**The request**
Below is a block of records: output all of them exactly and leave out the pictures.

**Data lines**
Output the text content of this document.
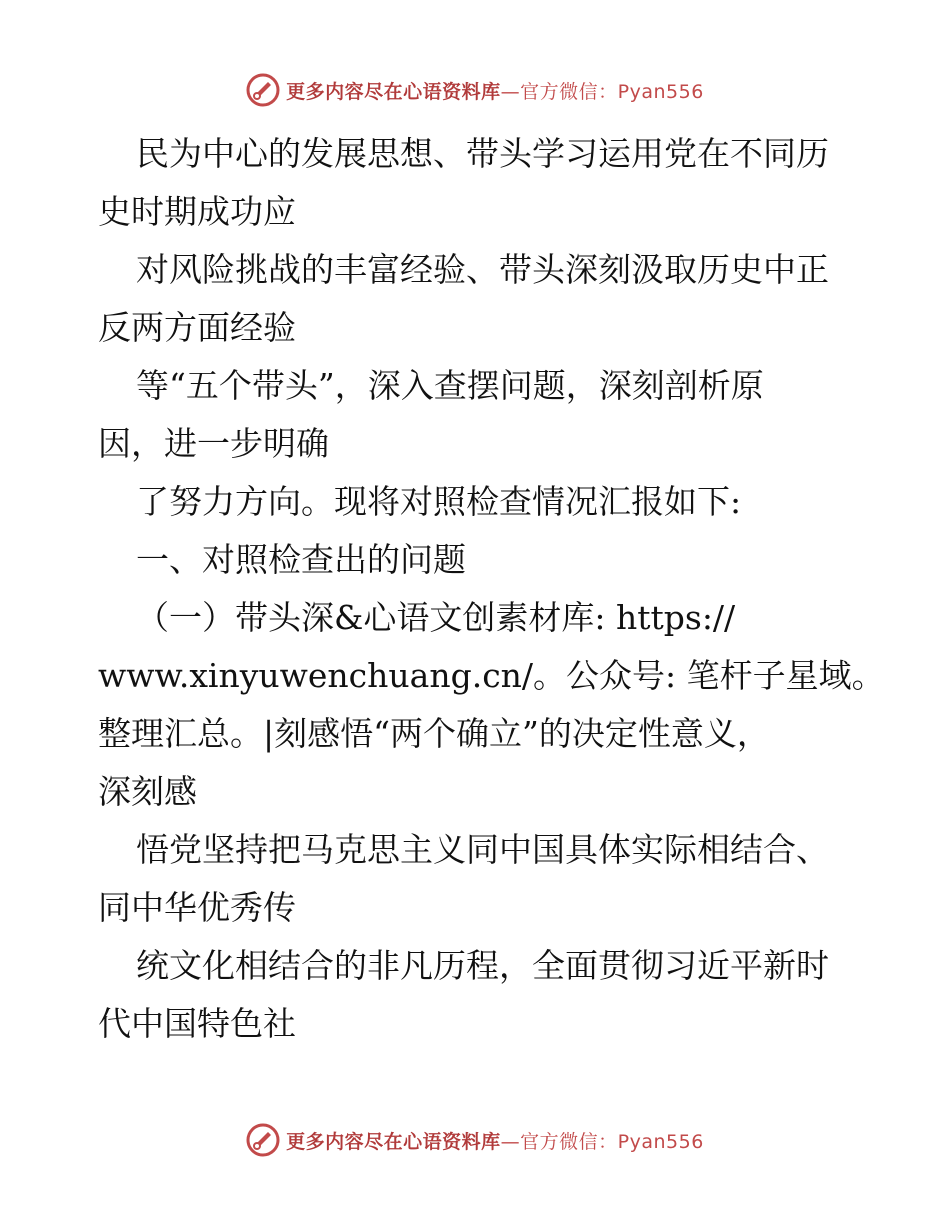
更多内容尽在心语资料库—官方微信：Pyan556

民为中心的发展思想、带头学习运用党在不同历
史时期成功应

对风险挑战的丰富经验、带头深刻汲取历史中正
反两方面经验

等“五个带头”，深入查摆问题，深刻剖析原
因，进一步明确

了努力方向。现将对照检查情况汇报如下:

一、对照检查出的问题

（一）带头深&心语文创素材库: https://
www.xinyuwenchuang.cn/。公众号: 笔杆子星域。
整理汇总。|刻感悟“两个确立”的决定性意义，
深刻感

悟党坚持把马克思主义同中国具体实际相结合、
同中华优秀传

统文化相结合的非凡历程，全面贯彻习近平新时
代中国特色社

更多内容尽在心语资料库—官方微信：Pyan556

**Result of this task**
Output the text content of this document.
更多内容尽在心语资料库—官方微信：Pyan556

民为中心的发展思想、带头学习运用党在不同历
史时期成功应

对风险挑战的丰富经验、带头深刻汲取历史中正
反两方面经验

等“五个带头”，深入查摆问题，深刻剖析原
因，进一步明确

了努力方向。现将对照检查情况汇报如下:

一、对照检查出的问题

（一）带头深&心语文创素材库: https://
www.xinyuwenchuang.cn/。公众号: 笔杆子星域。
整理汇总。|刻感悟“两个确立”的决定性意义，
深刻感

悟党坚持把马克思主义同中国具体实际相结合、
同中华优秀传

统文化相结合的非凡历程，全面贯彻习近平新时
代中国特色社

更多内容尽在心语资料库—官方微信：Pyan556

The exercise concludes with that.